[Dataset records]
....

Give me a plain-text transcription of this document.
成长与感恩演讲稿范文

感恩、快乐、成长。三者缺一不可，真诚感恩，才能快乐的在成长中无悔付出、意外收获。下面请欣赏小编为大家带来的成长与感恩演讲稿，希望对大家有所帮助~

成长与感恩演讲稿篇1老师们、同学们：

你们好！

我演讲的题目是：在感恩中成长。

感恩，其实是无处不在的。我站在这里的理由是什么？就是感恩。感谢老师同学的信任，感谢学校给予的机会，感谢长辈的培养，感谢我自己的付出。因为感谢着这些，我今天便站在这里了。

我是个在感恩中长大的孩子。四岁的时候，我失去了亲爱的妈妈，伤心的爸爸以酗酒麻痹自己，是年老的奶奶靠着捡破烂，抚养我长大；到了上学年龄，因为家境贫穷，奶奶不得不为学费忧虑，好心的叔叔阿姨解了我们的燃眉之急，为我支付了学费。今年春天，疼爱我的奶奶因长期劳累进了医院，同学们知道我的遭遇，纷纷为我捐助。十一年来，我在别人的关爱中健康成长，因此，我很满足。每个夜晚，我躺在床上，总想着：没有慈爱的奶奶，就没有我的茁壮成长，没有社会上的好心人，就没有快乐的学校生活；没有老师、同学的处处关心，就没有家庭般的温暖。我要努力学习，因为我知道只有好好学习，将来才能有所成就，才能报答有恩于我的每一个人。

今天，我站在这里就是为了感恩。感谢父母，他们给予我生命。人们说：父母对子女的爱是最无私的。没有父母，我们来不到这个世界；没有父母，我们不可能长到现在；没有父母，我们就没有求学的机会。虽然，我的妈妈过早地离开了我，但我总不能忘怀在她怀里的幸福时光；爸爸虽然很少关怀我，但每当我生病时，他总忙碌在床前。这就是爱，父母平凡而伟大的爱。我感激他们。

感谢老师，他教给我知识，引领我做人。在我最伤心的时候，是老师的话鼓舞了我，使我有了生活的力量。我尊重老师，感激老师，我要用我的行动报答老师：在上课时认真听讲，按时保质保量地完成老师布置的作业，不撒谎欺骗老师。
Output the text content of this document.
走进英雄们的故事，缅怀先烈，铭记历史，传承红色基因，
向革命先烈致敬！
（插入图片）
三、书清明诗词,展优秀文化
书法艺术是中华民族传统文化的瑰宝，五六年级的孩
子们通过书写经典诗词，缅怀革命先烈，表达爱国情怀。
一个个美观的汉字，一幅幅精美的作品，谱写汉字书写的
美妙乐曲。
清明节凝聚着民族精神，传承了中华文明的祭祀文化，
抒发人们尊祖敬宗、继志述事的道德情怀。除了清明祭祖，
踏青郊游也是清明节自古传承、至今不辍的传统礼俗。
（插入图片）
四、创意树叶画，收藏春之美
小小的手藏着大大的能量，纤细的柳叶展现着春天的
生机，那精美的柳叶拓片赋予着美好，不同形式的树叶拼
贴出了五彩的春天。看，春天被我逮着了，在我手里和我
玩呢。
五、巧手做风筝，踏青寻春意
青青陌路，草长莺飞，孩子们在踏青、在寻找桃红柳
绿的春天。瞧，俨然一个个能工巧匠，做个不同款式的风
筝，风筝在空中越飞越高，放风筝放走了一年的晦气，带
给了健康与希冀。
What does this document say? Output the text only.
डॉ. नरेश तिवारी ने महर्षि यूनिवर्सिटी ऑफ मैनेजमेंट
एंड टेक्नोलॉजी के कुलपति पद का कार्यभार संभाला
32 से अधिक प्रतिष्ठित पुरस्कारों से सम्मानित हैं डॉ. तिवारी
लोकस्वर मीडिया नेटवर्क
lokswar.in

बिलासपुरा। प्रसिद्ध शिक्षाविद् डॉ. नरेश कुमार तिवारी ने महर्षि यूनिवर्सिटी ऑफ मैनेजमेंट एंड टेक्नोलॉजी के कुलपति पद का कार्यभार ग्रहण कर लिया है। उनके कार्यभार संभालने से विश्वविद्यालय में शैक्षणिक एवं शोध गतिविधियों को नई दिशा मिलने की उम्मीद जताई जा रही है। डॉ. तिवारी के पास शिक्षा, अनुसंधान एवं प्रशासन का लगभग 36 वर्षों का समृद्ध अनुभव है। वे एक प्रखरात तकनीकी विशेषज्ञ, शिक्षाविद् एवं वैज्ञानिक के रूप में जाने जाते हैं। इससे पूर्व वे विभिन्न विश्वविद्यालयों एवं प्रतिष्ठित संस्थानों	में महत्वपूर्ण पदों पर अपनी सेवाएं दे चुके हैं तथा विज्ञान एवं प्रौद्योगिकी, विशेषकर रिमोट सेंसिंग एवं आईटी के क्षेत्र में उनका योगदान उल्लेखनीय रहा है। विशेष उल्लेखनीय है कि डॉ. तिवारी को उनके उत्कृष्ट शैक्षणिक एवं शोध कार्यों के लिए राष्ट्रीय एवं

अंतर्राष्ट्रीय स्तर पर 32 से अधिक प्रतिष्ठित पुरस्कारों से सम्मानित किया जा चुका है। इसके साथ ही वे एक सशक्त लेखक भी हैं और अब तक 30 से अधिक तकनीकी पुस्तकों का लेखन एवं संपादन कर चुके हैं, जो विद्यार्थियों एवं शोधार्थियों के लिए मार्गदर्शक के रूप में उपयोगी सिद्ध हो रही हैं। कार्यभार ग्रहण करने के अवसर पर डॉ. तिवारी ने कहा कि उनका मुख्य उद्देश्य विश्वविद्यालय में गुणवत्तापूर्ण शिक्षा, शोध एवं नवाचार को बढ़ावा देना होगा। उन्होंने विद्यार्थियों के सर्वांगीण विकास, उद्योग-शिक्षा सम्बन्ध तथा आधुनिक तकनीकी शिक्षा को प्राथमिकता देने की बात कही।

....

Check each line above for the word "this", and copy the lines where it appears.

◆ **Correct response**:
Give me a plain-text transcription of this document.
Output the text content of this document.
What does this document say? Output the text only.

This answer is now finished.